**Rows**:

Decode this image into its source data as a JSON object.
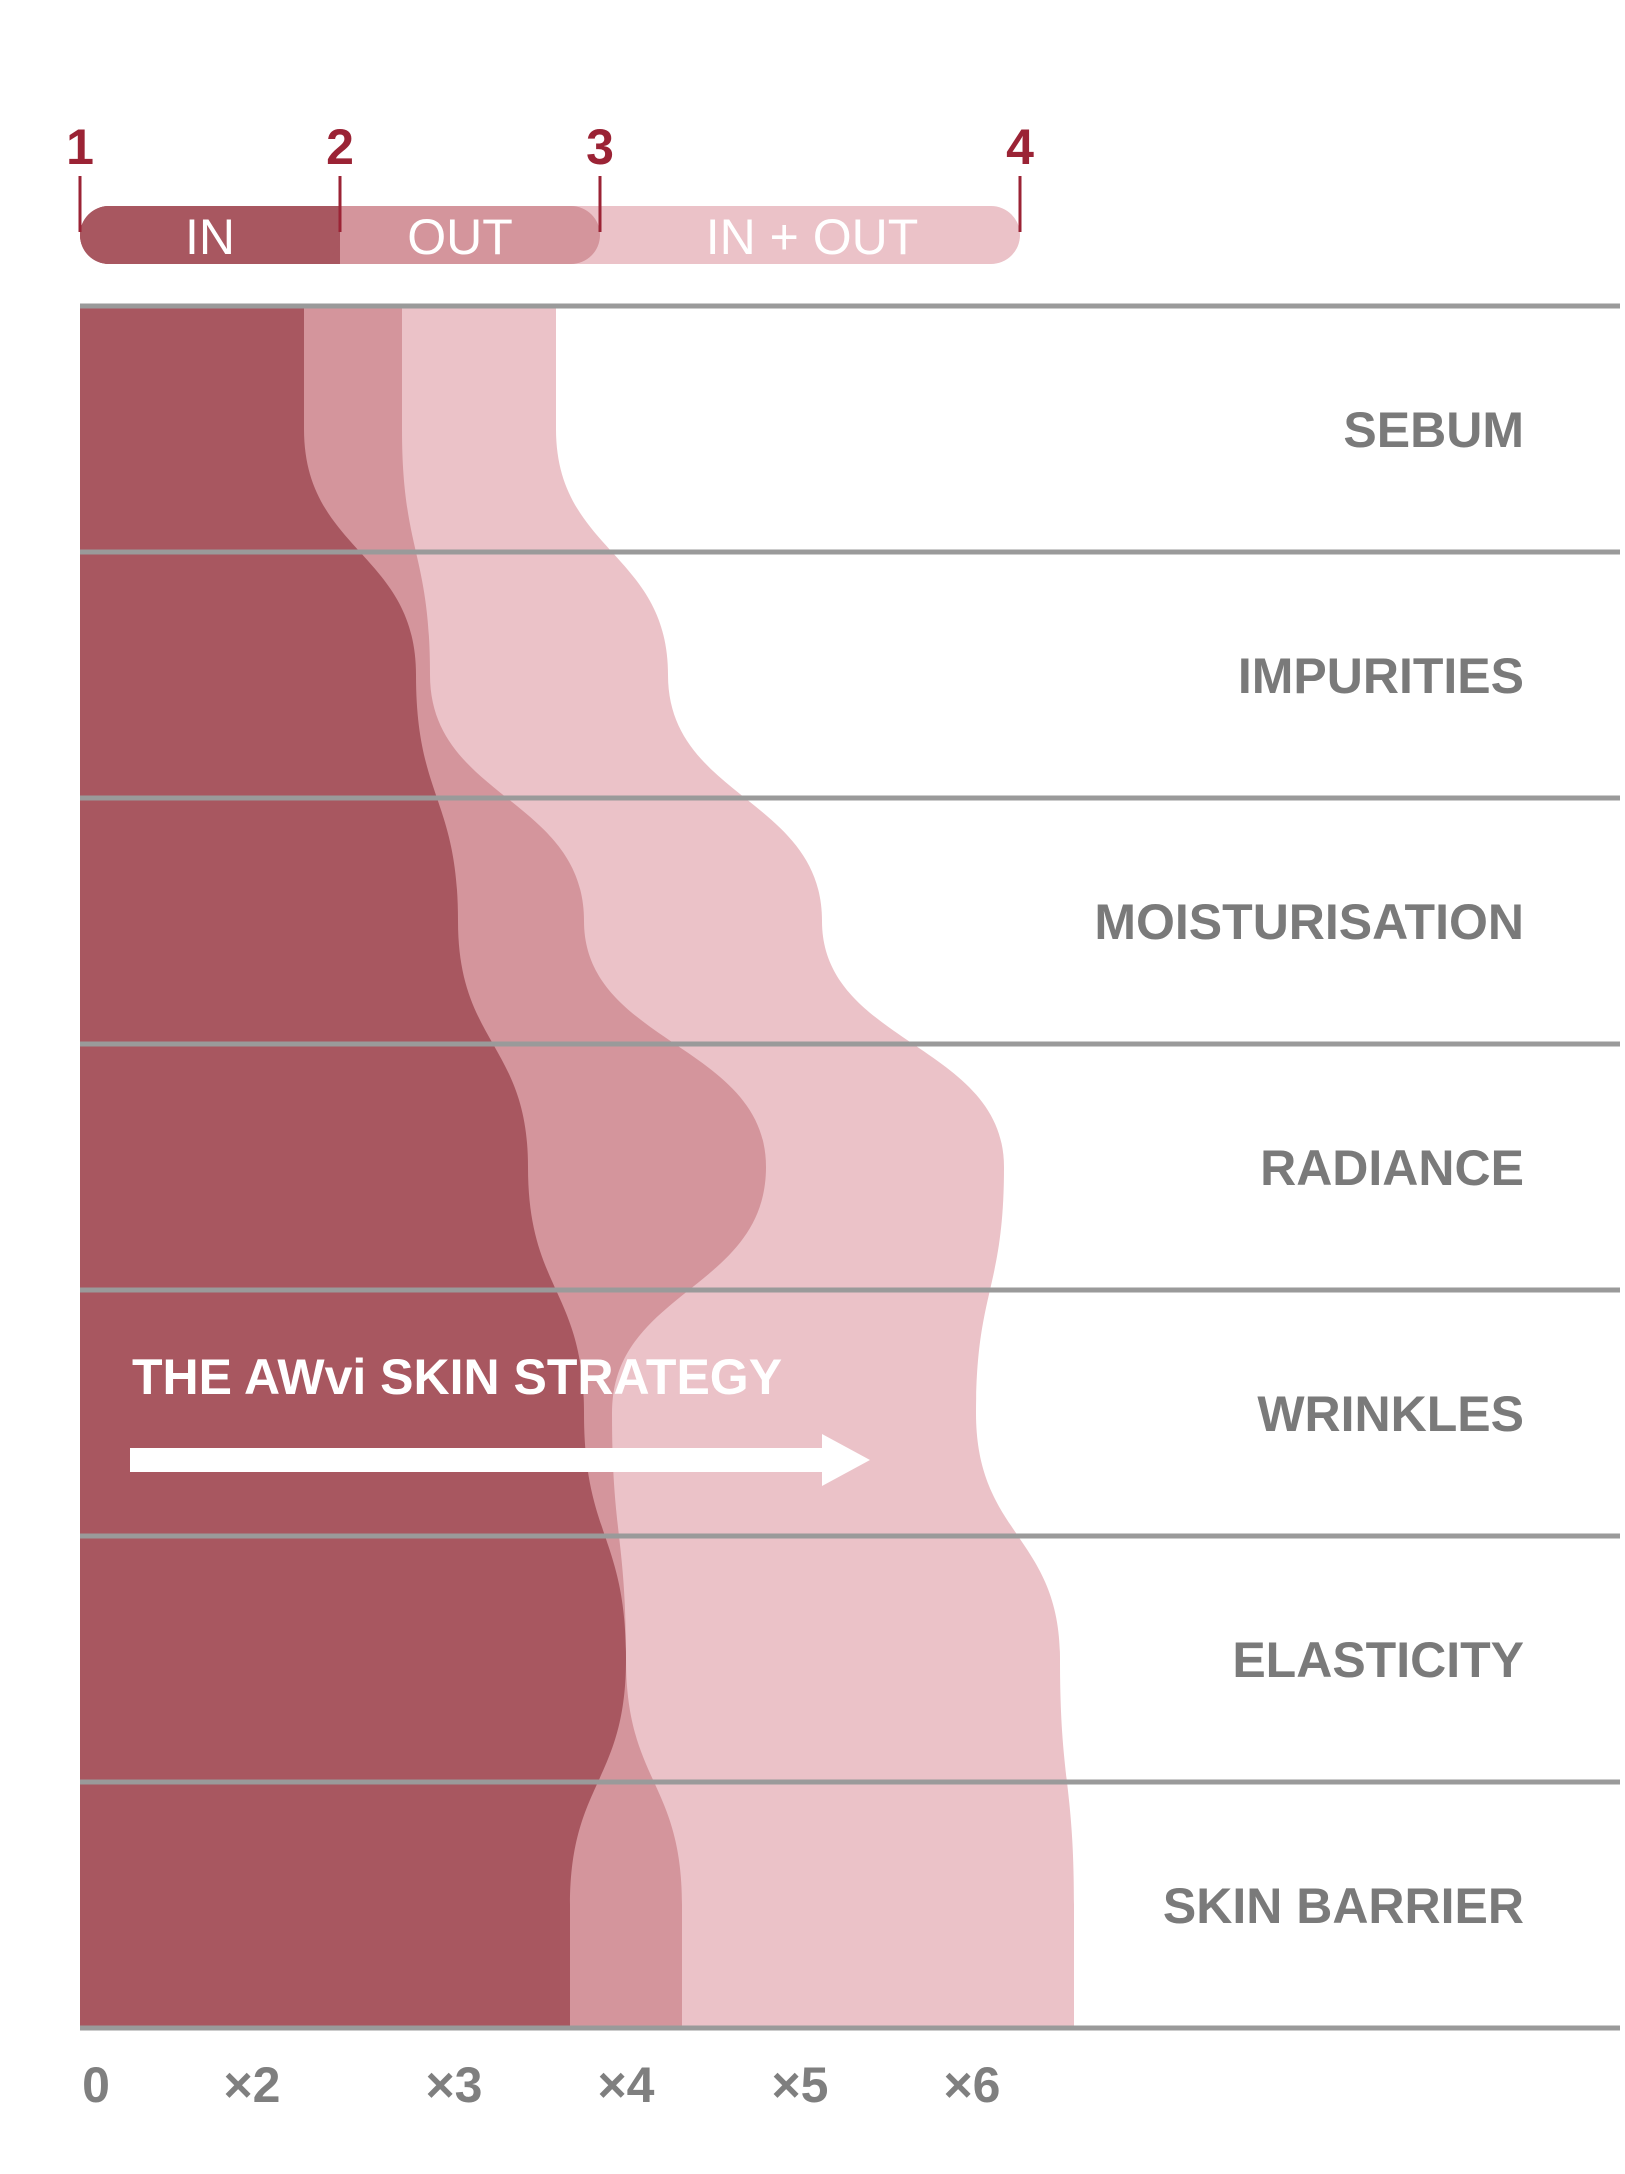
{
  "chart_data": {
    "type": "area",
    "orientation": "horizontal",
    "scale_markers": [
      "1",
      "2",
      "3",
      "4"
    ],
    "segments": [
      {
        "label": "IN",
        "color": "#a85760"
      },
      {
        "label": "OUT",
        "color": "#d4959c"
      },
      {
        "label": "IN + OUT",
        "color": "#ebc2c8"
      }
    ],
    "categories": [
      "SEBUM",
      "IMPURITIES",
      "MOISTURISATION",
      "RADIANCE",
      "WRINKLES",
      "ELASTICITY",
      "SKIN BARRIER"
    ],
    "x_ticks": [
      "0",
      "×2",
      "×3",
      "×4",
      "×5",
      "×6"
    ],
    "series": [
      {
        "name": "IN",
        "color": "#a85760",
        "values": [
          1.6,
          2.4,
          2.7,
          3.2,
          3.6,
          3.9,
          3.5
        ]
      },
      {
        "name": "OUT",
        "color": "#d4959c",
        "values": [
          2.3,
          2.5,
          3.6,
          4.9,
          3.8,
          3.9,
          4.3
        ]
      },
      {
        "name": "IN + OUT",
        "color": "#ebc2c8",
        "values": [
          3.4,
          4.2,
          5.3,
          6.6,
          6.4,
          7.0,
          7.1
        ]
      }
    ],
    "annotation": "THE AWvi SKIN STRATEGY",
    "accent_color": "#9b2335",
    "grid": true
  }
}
...
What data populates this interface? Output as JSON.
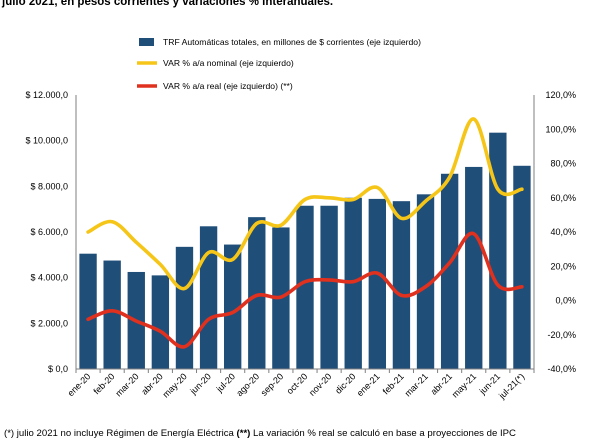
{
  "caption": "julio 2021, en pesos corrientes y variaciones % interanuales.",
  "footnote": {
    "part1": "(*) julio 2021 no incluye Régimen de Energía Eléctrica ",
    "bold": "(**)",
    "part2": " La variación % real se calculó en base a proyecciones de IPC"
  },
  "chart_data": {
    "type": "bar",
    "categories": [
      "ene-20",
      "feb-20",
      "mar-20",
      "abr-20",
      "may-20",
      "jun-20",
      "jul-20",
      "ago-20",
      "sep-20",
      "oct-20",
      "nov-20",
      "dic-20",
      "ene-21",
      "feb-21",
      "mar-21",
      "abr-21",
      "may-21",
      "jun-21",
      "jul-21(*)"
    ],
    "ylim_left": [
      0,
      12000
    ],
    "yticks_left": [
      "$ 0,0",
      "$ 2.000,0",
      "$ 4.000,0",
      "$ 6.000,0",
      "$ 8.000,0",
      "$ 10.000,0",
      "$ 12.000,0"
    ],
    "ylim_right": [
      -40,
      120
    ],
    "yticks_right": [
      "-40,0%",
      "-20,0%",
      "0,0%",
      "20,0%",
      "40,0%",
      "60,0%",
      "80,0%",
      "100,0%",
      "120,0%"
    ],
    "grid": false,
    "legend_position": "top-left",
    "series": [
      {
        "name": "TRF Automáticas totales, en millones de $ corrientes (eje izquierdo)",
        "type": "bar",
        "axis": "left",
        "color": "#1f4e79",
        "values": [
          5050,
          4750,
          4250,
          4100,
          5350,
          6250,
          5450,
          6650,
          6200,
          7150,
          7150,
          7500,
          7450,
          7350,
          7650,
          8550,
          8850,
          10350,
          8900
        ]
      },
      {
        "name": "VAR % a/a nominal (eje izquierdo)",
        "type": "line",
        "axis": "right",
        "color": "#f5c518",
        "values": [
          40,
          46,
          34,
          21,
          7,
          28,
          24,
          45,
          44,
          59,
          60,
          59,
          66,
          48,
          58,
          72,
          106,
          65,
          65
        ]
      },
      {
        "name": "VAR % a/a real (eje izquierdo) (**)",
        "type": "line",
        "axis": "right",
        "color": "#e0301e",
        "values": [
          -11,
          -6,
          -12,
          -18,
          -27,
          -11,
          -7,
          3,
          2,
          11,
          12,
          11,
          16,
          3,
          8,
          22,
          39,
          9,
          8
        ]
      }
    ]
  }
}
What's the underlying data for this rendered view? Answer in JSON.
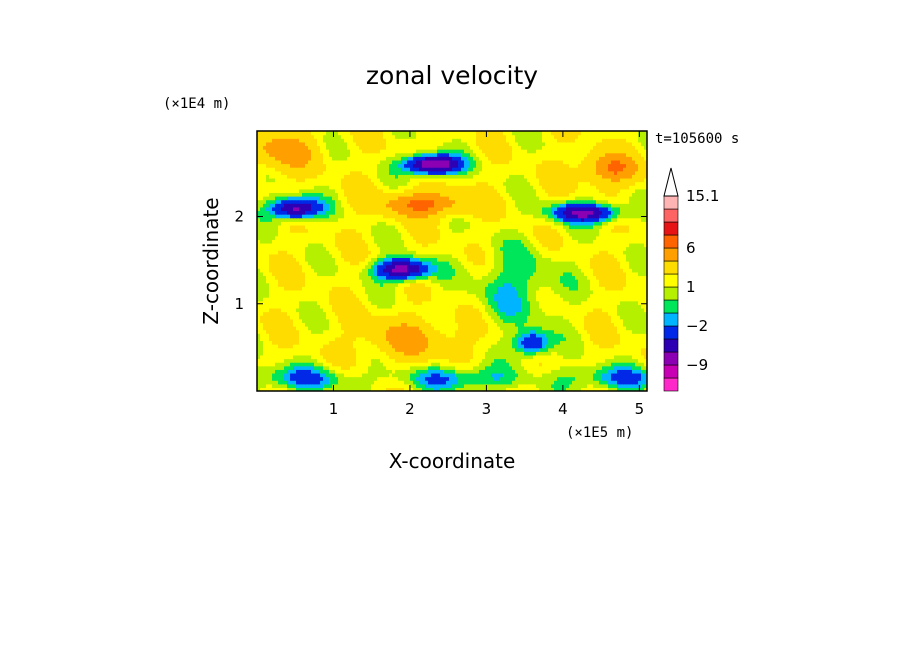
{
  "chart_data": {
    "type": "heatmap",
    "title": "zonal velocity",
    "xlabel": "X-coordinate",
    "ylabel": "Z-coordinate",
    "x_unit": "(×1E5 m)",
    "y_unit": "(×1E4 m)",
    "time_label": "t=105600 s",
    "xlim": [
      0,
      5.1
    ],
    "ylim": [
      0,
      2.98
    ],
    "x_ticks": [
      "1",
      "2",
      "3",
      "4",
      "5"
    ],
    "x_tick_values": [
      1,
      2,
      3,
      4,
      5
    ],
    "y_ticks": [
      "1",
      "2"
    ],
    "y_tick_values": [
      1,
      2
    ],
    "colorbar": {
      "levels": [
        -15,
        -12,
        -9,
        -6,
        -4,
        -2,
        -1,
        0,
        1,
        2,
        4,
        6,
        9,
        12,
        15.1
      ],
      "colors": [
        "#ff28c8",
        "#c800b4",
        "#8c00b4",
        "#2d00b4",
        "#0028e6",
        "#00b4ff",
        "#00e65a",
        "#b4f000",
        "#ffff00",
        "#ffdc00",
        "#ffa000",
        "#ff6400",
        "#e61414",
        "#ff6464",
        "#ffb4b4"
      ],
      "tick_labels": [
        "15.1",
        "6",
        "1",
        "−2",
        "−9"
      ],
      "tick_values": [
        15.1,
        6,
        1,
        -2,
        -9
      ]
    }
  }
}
--
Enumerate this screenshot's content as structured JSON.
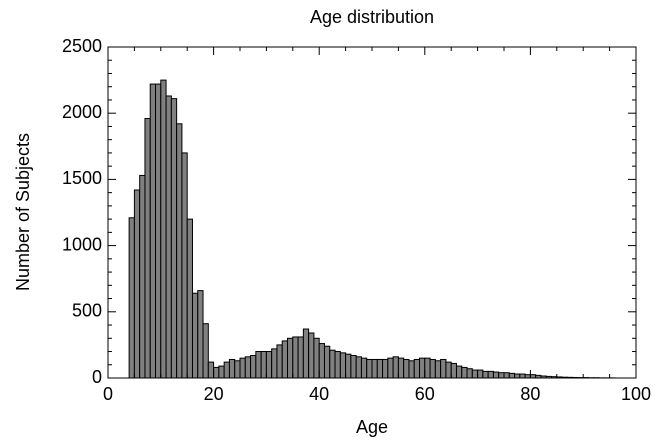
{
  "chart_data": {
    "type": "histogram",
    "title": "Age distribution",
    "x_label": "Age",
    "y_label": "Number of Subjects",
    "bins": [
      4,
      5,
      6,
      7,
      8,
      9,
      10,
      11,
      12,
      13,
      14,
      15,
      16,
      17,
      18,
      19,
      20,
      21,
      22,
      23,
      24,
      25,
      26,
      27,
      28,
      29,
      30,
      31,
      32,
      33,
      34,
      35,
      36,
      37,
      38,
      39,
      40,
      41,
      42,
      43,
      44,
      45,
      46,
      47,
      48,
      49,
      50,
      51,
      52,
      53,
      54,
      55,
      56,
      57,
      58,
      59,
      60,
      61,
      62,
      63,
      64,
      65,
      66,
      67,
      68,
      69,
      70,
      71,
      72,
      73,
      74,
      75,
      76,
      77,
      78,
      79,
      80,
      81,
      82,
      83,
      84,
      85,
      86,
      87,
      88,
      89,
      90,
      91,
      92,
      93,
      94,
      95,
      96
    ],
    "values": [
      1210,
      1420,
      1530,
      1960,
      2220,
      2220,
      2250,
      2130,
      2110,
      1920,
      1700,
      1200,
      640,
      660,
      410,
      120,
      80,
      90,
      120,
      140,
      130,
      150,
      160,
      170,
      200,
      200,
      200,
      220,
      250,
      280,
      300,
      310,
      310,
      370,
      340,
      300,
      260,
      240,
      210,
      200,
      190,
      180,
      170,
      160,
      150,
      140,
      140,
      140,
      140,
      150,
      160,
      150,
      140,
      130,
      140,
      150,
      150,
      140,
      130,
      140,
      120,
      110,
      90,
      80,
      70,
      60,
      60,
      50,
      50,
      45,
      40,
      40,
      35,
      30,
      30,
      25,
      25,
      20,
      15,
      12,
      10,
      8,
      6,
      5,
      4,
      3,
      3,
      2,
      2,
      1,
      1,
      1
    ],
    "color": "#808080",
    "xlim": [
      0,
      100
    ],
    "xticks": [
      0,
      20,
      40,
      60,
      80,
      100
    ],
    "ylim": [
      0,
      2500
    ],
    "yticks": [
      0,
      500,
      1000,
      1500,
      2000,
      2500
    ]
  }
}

**Stated task**: Copy every line that contains the string "title".

**Expected output**:
    "title": "zonal velocity",
    "title": "Age distribution",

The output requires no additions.